To be done
Copy out the data below line for line, with no changes to any character. Omit the pictures from your copy.

━━━━━━━━

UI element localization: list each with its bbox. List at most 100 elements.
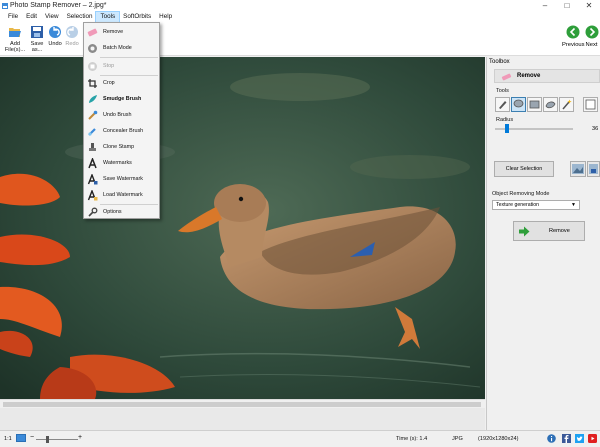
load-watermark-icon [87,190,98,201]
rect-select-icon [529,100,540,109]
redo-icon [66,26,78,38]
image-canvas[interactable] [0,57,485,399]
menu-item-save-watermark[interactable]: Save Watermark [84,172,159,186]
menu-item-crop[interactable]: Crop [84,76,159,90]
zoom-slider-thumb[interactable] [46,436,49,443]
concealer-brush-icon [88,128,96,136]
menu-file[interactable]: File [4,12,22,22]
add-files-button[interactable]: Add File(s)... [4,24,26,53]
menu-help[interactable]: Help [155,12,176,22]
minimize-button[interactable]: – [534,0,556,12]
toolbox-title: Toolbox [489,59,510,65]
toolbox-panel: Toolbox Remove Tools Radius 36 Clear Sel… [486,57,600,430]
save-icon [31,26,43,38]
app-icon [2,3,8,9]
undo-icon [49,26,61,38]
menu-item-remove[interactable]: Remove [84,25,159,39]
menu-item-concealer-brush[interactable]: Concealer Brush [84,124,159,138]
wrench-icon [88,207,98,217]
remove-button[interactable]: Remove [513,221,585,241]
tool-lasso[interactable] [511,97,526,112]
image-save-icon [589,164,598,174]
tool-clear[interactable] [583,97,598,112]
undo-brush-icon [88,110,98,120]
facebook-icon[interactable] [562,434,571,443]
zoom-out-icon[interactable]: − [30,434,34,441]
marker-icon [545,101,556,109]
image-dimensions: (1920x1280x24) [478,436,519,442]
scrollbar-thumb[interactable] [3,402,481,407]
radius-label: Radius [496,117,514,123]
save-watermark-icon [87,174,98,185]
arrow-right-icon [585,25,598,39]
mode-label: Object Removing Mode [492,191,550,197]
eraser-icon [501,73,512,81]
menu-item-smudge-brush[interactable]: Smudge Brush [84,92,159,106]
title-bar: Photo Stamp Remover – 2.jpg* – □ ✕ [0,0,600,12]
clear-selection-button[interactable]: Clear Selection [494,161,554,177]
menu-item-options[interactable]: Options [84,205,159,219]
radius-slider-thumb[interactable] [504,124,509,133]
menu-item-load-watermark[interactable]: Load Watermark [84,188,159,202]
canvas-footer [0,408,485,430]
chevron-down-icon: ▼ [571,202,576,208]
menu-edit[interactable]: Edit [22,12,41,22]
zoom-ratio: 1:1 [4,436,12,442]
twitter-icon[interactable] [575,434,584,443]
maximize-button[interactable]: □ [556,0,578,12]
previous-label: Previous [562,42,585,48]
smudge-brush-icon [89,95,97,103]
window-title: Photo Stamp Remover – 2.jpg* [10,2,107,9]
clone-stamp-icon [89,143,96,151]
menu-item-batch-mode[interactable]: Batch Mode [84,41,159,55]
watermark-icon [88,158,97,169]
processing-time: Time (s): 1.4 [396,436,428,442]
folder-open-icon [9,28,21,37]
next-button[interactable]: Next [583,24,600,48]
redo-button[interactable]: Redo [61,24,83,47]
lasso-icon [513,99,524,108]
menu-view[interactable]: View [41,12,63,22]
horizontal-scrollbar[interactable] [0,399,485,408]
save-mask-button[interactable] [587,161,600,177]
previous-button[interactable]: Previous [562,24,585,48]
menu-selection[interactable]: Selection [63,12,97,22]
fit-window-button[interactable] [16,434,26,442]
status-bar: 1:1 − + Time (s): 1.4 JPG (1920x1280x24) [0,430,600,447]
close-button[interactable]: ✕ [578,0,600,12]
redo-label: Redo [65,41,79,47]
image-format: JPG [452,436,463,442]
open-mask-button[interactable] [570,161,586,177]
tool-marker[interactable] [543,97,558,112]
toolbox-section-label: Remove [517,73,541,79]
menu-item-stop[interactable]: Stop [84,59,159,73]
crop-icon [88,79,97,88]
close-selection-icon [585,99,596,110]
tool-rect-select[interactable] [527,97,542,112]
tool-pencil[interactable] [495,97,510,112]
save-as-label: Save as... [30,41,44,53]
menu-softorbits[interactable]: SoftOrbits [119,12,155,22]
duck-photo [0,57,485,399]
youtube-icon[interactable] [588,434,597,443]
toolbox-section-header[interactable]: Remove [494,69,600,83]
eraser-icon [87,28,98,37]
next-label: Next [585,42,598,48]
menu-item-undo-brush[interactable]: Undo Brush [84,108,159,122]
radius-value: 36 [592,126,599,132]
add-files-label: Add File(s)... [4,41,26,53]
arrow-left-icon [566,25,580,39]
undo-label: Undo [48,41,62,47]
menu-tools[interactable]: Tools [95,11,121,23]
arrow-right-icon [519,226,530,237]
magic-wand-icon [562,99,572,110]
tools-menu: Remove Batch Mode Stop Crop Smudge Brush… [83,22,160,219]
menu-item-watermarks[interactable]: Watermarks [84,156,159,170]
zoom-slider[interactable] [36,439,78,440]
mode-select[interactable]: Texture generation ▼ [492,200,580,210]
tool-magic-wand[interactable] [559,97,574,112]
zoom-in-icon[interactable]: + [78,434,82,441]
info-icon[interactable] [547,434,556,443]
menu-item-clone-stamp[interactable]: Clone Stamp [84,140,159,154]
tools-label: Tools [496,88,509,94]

━━━━━━━━

Problem solution
UI element localization: list each with its bbox. List at most 100 elements.
load-watermark-icon [87,190,98,201]
rect-select-icon [529,100,540,109]
redo-icon [66,26,78,38]
image-canvas[interactable] [0,57,485,399]
menu-item-save-watermark[interactable]: Save Watermark [84,172,159,186]
menu-item-crop[interactable]: Crop [84,76,159,90]
zoom-slider-thumb[interactable] [46,436,49,443]
concealer-brush-icon [88,128,96,136]
menu-file[interactable]: File [4,12,22,22]
add-files-button[interactable]: Add File(s)... [4,24,26,53]
menu-help[interactable]: Help [155,12,176,22]
minimize-button[interactable]: – [534,0,556,12]
toolbox-title: Toolbox [489,59,510,65]
toolbox-panel: Toolbox Remove Tools Radius 36 Clear Sel… [486,57,600,430]
save-icon [31,26,43,38]
app-icon [2,3,8,9]
undo-icon [49,26,61,38]
menu-item-remove[interactable]: Remove [84,25,159,39]
menu-item-concealer-brush[interactable]: Concealer Brush [84,124,159,138]
wrench-icon [88,207,98,217]
remove-button[interactable]: Remove [513,221,585,241]
tool-lasso[interactable] [511,97,526,112]
image-save-icon [589,164,598,174]
tool-clear[interactable] [583,97,598,112]
undo-brush-icon [88,110,98,120]
facebook-icon[interactable] [562,434,571,443]
zoom-out-icon[interactable]: − [30,434,34,441]
marker-icon [545,101,556,109]
image-dimensions: (1920x1280x24) [478,436,519,442]
scrollbar-thumb[interactable] [3,402,481,407]
radius-label: Radius [496,117,514,123]
save-watermark-icon [87,174,98,185]
arrow-right-icon [585,25,598,39]
mode-label: Object Removing Mode [492,191,550,197]
eraser-icon [501,73,512,81]
menu-item-smudge-brush[interactable]: Smudge Brush [84,92,159,106]
title-bar: Photo Stamp Remover – 2.jpg* – □ ✕ [0,0,600,12]
clear-selection-button[interactable]: Clear Selection [494,161,554,177]
menu-item-options[interactable]: Options [84,205,159,219]
radius-slider-thumb[interactable] [504,124,509,133]
menu-item-load-watermark[interactable]: Load Watermark [84,188,159,202]
canvas-footer [0,408,485,430]
chevron-down-icon: ▼ [571,202,576,208]
menu-edit[interactable]: Edit [22,12,41,22]
zoom-ratio: 1:1 [4,436,12,442]
twitter-icon[interactable] [575,434,584,443]
maximize-button[interactable]: □ [556,0,578,12]
previous-label: Previous [562,42,585,48]
smudge-brush-icon [89,95,97,103]
window-title: Photo Stamp Remover – 2.jpg* [10,2,107,9]
clone-stamp-icon [89,143,96,151]
menu-item-batch-mode[interactable]: Batch Mode [84,41,159,55]
watermark-icon [88,158,97,169]
processing-time: Time (s): 1.4 [396,436,428,442]
folder-open-icon [9,28,21,37]
next-button[interactable]: Next [583,24,600,48]
redo-button[interactable]: Redo [61,24,83,47]
lasso-icon [513,99,524,108]
menu-view[interactable]: View [41,12,63,22]
horizontal-scrollbar[interactable] [0,399,485,408]
save-mask-button[interactable] [587,161,600,177]
previous-button[interactable]: Previous [562,24,585,48]
menu-selection[interactable]: Selection [63,12,97,22]
fit-window-button[interactable] [16,434,26,442]
status-bar: 1:1 − + Time (s): 1.4 JPG (1920x1280x24) [0,430,600,447]
close-button[interactable]: ✕ [578,0,600,12]
redo-label: Redo [65,41,79,47]
image-format: JPG [452,436,463,442]
open-mask-button[interactable] [570,161,586,177]
tool-marker[interactable] [543,97,558,112]
toolbox-section-label: Remove [517,73,541,79]
menu-item-stop[interactable]: Stop [84,59,159,73]
crop-icon [88,79,97,88]
close-selection-icon [585,99,596,110]
tool-rect-select[interactable] [527,97,542,112]
tool-pencil[interactable] [495,97,510,112]
save-as-label: Save as... [30,41,44,53]
menu-softorbits[interactable]: SoftOrbits [119,12,155,22]
duck-photo [0,57,485,399]
youtube-icon[interactable] [588,434,597,443]
toolbox-section-header[interactable]: Remove [494,69,600,83]
eraser-icon [87,28,98,37]
next-label: Next [585,42,598,48]
menu-item-undo-brush[interactable]: Undo Brush [84,108,159,122]
radius-value: 36 [592,126,599,132]
add-files-label: Add File(s)... [4,41,26,53]
arrow-left-icon [566,25,580,39]
undo-label: Undo [48,41,62,47]
menu-tools[interactable]: Tools [95,11,121,23]
arrow-right-icon [519,226,530,237]
magic-wand-icon [562,99,572,110]
tools-menu: Remove Batch Mode Stop Crop Smudge Brush… [83,22,160,219]
menu-item-watermarks[interactable]: Watermarks [84,156,159,170]
zoom-slider[interactable] [36,439,78,440]
mode-select[interactable]: Texture generation ▼ [492,200,580,210]
tool-magic-wand[interactable] [559,97,574,112]
zoom-in-icon[interactable]: + [78,434,82,441]
info-icon[interactable] [547,434,556,443]
menu-item-clone-stamp[interactable]: Clone Stamp [84,140,159,154]
tools-label: Tools [496,88,509,94]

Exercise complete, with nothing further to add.